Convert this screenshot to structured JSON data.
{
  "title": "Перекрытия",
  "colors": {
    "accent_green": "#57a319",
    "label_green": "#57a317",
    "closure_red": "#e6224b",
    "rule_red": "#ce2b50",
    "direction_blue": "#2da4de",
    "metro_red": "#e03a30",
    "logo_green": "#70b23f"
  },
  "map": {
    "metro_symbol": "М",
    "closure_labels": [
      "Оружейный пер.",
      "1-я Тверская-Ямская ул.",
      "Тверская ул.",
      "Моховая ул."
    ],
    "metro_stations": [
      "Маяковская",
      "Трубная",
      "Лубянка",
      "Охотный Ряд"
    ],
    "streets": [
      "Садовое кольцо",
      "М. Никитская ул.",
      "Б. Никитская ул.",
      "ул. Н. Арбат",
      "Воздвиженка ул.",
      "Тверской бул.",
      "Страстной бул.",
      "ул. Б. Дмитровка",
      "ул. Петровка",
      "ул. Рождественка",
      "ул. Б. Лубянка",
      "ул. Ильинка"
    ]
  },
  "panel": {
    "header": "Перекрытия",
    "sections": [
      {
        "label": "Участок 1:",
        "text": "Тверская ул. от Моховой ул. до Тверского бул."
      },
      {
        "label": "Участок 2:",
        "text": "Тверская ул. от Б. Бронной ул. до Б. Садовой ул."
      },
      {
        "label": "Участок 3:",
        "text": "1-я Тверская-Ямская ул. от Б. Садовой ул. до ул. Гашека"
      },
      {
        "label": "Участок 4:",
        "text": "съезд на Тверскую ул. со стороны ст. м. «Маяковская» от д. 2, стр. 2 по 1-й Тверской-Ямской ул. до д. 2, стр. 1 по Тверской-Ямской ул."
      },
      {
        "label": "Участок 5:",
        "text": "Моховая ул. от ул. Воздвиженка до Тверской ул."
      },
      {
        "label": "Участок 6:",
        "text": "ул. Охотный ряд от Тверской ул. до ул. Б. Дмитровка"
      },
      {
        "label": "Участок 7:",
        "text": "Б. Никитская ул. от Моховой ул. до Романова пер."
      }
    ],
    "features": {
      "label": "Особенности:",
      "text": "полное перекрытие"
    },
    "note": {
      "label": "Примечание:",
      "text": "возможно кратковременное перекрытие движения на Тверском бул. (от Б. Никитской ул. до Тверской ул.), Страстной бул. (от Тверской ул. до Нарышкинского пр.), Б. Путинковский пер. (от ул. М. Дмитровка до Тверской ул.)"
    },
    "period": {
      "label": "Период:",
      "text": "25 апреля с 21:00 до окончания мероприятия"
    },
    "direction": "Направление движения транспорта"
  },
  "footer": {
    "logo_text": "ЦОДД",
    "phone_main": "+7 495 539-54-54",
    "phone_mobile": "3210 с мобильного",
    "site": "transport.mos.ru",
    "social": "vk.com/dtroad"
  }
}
• • • • •
◆ THE TASK ◆
Find the lines holding "Садовой" and list every one.

◆ FULL OUTPUT ◆
        "text": "Тверская ул. от Б. Бронной ул. до Б. Садовой ул."
        "text": "1-я Тверская-Ямская ул. от Б. Садовой ул. до ул. Гашека"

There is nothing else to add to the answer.